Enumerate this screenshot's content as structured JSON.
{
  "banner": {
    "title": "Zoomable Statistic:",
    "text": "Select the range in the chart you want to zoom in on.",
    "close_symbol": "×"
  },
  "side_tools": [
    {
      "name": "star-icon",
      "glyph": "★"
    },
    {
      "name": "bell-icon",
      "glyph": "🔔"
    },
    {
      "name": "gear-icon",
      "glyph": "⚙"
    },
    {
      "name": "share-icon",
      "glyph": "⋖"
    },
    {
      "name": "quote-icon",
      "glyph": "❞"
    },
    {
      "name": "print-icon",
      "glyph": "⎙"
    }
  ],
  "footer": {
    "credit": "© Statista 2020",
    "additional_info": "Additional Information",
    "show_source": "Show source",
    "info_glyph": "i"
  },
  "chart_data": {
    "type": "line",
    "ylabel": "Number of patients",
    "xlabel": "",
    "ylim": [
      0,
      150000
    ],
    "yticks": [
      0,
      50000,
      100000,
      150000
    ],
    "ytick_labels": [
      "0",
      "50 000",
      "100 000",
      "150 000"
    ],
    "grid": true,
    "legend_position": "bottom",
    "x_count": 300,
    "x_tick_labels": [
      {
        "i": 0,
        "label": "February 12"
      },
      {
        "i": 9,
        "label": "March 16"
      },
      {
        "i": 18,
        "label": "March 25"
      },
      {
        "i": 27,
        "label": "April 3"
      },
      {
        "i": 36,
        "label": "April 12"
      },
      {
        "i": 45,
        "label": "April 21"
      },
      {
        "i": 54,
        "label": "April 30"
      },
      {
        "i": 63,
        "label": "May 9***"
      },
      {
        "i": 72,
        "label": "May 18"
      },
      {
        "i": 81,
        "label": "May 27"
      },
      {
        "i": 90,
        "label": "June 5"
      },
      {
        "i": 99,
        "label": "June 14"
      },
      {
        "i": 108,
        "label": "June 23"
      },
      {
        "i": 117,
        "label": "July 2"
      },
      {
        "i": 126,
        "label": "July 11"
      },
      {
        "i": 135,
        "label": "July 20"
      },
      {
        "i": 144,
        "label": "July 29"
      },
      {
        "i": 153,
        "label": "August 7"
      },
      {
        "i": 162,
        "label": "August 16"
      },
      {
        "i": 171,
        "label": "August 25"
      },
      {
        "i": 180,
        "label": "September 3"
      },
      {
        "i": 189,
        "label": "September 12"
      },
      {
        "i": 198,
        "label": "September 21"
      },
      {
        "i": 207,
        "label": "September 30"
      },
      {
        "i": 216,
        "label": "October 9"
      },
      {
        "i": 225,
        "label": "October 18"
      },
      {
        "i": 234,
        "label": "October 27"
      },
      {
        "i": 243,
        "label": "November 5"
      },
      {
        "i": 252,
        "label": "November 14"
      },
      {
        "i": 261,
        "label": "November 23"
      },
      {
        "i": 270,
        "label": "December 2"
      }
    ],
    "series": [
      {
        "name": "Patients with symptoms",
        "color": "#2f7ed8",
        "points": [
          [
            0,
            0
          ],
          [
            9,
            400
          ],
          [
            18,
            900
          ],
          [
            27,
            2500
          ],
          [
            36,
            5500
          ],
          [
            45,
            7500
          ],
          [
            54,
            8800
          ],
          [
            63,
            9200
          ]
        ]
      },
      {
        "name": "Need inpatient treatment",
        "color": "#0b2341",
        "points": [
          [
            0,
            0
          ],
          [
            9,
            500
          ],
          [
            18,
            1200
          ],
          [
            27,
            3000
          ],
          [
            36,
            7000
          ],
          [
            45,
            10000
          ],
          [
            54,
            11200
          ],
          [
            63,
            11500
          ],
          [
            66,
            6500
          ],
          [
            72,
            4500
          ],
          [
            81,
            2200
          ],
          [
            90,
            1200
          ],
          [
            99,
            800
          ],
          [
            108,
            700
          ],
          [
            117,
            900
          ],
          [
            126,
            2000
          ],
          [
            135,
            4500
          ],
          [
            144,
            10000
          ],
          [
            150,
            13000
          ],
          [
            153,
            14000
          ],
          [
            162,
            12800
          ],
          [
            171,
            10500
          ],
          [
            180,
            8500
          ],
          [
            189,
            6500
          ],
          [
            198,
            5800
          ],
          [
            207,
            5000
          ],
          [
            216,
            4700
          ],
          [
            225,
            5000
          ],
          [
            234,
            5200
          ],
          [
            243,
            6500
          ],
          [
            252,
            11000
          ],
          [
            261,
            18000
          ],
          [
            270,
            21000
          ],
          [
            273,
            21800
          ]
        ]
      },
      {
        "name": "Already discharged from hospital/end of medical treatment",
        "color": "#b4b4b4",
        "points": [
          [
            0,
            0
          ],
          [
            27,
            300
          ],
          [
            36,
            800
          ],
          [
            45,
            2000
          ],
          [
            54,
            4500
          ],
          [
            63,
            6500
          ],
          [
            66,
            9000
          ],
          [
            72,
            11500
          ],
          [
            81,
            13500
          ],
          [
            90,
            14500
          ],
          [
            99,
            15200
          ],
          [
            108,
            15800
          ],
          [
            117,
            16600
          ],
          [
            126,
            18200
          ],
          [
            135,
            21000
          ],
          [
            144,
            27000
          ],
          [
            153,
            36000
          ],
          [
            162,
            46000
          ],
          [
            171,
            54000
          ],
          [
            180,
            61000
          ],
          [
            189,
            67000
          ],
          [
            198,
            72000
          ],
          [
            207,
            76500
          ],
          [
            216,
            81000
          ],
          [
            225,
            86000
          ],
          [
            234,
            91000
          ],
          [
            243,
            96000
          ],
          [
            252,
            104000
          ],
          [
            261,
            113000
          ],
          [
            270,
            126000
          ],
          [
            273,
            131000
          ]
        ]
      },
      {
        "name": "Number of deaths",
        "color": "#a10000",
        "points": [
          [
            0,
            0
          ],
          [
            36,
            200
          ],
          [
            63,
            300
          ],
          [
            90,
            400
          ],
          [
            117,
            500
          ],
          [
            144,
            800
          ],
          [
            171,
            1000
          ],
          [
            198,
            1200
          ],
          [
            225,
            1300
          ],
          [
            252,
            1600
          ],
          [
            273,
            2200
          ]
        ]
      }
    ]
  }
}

# # # #

• ACTIVITY: If a line in the entries above contains the word "October", copy it.

• ANSWER FOR THE TASK:
        "label": "October 9"
        "label": "October 18"
        "label": "October 27"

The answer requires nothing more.